* _Dataset entries_:

-------

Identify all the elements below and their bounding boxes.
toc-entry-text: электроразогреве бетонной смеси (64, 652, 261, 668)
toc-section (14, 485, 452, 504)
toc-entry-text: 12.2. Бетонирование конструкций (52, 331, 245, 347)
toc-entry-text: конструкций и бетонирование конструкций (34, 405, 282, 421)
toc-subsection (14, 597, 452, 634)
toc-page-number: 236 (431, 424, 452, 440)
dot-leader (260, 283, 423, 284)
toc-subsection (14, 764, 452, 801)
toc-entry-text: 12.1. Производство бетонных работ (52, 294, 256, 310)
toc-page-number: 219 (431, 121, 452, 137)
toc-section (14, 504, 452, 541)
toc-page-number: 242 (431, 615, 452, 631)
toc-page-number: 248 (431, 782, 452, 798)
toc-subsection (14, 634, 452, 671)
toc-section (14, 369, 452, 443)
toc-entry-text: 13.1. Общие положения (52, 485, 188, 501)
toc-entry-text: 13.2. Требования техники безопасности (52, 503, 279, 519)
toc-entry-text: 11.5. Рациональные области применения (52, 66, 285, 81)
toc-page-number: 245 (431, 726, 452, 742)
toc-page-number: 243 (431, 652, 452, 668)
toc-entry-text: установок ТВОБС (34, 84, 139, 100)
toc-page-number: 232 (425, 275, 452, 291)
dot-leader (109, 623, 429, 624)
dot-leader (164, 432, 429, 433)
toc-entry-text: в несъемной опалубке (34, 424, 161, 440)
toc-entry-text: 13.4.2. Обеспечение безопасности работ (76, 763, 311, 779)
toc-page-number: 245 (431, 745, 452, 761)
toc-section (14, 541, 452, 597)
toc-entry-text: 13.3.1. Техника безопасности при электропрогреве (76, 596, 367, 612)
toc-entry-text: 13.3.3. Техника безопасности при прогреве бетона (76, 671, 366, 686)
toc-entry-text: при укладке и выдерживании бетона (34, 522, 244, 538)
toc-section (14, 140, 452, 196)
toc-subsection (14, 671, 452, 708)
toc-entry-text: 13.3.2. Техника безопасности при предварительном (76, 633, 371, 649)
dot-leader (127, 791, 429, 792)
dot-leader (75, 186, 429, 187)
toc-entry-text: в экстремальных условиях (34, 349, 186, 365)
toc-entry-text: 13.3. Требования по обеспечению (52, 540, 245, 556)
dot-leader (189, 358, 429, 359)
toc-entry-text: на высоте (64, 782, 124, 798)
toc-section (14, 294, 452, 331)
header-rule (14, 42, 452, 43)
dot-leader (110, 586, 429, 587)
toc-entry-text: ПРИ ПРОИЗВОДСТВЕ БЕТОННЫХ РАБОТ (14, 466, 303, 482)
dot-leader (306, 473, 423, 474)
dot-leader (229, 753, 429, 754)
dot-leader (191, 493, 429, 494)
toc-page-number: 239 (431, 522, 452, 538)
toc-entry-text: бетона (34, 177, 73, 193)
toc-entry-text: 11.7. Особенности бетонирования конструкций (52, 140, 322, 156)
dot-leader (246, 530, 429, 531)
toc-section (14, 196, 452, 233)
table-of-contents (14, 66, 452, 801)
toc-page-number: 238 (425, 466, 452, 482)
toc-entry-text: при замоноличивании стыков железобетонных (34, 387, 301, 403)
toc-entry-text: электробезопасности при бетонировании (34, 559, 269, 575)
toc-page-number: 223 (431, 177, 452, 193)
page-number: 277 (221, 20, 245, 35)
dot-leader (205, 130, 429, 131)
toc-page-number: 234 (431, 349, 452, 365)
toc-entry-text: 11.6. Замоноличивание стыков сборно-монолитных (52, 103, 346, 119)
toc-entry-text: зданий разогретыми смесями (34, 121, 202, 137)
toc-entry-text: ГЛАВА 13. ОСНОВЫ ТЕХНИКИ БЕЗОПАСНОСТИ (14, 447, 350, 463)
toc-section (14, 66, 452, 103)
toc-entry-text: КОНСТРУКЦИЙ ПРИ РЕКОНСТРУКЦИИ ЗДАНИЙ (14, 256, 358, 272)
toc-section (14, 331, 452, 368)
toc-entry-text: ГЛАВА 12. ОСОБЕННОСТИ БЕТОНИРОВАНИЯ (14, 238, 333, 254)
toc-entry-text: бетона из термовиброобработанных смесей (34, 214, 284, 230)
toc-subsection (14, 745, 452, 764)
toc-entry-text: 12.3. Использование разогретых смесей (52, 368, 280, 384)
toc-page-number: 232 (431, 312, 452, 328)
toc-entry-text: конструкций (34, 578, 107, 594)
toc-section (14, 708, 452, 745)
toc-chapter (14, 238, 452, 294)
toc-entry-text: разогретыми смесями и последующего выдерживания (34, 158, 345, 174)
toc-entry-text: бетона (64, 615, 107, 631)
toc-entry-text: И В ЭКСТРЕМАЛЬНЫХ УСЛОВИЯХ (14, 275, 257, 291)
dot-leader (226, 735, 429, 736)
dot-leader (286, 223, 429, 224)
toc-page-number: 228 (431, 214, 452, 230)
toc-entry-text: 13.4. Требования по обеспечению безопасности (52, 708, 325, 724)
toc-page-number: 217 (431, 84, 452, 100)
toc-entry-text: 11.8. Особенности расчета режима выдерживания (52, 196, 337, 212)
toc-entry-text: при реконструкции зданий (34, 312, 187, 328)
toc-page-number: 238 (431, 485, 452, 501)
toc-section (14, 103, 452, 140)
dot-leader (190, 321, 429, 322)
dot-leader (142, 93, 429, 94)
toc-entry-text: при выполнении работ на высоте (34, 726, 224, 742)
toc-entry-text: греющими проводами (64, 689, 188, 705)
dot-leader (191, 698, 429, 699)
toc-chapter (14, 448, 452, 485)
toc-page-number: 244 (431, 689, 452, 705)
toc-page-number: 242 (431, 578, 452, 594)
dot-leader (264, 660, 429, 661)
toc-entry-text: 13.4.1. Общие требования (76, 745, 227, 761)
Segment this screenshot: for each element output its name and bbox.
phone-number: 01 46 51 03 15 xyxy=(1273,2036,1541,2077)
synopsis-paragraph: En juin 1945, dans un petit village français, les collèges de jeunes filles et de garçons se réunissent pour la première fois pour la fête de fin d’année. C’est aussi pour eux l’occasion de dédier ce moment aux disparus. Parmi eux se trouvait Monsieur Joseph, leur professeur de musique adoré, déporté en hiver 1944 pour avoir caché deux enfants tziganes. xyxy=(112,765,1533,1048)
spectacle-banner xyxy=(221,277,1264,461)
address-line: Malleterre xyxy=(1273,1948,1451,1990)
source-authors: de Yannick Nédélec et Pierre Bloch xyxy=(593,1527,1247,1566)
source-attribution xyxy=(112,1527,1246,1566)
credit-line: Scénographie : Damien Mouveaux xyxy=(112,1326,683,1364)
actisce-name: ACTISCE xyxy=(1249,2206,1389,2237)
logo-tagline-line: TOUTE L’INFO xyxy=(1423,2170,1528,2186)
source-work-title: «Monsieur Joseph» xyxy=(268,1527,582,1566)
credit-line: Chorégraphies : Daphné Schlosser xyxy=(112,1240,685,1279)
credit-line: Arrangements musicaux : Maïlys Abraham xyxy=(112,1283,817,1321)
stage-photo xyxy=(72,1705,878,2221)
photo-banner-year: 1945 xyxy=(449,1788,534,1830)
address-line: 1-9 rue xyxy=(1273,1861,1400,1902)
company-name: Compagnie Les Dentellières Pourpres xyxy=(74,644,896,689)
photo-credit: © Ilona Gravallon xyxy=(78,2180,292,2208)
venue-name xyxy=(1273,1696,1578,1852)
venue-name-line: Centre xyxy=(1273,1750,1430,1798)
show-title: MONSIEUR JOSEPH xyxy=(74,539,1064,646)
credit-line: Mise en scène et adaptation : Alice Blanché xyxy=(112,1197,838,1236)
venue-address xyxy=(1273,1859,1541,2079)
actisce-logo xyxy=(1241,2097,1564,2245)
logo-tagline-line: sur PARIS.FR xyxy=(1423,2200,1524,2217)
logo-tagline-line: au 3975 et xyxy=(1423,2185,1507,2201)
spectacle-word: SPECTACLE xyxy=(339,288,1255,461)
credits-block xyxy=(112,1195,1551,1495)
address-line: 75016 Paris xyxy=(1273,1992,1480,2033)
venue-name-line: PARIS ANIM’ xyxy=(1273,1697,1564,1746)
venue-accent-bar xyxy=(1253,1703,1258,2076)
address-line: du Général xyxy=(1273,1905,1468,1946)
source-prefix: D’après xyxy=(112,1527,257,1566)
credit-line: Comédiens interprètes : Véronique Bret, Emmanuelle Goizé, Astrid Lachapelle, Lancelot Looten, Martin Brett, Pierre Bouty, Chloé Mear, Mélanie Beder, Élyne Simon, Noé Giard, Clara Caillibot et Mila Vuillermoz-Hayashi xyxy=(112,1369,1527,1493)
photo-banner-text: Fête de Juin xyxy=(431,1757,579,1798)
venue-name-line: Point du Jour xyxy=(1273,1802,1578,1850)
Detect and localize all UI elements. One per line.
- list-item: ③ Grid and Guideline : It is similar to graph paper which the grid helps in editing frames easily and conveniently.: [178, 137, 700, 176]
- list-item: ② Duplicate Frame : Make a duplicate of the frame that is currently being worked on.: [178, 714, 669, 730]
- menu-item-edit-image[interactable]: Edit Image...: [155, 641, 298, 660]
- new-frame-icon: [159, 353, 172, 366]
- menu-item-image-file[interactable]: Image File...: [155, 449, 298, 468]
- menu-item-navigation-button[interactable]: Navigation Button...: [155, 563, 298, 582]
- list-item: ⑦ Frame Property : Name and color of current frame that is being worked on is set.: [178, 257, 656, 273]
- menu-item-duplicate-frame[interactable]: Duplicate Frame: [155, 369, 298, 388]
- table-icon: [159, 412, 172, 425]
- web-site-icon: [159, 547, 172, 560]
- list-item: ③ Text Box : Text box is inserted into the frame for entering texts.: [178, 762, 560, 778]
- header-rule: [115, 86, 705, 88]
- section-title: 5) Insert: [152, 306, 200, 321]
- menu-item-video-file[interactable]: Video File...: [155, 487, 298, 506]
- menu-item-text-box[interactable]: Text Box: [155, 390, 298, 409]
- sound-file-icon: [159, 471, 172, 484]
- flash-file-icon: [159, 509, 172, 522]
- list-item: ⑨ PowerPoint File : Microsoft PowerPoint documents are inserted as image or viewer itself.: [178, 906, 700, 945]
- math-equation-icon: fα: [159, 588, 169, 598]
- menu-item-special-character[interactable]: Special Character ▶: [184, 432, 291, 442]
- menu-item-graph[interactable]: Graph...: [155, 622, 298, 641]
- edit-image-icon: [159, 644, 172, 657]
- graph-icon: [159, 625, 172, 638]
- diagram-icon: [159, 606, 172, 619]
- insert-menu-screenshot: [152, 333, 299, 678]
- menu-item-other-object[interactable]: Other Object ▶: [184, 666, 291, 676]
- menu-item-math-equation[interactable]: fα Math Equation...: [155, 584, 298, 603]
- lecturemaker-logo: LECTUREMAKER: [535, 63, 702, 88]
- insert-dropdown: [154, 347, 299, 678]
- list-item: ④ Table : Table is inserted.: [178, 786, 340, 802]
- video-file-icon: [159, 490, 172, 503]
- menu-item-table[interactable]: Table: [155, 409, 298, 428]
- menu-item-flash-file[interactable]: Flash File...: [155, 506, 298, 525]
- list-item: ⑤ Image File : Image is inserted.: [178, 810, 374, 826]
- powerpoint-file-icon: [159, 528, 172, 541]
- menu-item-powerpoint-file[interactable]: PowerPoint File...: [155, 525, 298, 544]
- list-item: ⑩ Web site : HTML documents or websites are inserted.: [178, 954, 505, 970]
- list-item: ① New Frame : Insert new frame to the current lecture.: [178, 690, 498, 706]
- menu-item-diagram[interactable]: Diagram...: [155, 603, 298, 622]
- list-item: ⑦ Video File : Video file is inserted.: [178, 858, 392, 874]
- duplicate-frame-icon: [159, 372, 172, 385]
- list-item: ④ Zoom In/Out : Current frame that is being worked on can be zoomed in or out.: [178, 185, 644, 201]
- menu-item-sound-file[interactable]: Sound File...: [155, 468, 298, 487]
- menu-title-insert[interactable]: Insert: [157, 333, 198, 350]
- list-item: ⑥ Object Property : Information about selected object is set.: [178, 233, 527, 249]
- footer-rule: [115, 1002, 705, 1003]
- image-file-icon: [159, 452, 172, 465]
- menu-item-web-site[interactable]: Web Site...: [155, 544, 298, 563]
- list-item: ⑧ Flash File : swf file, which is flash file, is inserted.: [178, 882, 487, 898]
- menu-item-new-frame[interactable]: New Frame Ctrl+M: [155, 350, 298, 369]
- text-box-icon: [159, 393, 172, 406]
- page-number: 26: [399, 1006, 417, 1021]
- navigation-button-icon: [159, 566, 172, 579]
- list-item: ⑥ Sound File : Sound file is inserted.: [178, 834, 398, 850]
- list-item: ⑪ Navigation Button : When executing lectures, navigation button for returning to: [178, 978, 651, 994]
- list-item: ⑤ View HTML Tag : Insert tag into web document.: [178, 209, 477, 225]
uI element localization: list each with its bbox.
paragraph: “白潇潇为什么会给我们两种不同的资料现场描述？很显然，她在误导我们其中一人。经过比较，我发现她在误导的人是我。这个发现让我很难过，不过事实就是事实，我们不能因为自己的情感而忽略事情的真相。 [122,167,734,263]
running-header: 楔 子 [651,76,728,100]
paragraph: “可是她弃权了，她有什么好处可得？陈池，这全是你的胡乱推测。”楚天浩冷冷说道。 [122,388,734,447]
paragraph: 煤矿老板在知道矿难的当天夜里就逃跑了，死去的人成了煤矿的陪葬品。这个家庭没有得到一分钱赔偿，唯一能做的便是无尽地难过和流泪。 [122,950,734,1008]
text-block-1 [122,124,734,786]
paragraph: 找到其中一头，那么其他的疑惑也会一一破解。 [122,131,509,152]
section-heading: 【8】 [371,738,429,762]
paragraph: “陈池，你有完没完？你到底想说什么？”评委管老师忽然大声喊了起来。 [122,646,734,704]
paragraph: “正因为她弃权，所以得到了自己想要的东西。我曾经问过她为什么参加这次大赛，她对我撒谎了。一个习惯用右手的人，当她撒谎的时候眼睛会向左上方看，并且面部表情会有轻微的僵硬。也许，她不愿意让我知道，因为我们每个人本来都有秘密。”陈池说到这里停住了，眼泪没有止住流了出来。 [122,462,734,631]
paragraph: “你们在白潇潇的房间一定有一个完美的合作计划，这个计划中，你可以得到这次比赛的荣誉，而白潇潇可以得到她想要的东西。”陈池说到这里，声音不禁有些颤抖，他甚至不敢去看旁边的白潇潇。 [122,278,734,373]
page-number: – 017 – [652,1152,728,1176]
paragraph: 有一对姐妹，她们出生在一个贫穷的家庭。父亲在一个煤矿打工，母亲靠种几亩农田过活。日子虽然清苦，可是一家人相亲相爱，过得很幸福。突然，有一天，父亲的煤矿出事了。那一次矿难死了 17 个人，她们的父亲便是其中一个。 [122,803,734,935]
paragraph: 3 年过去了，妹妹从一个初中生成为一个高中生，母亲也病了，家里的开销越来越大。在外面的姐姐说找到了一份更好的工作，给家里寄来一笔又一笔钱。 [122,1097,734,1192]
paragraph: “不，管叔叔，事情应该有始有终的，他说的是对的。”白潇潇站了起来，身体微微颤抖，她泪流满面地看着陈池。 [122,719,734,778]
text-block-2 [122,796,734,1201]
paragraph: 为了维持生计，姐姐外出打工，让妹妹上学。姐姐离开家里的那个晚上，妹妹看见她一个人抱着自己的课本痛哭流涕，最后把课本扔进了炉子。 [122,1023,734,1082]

-------

* _The request_:
Copy out, unchanged, the lines from the first one above through the one containing "toc-entry-text: 12.2. Бетонирование".

* _Exercise output_:
Identify all the elements below and their bounding boxes.
toc-entry-text: электроразогреве бетонной смеси (64, 652, 261, 668)
toc-section (14, 485, 452, 504)
toc-entry-text: 12.2. Бетонирование конструкций (52, 331, 245, 347)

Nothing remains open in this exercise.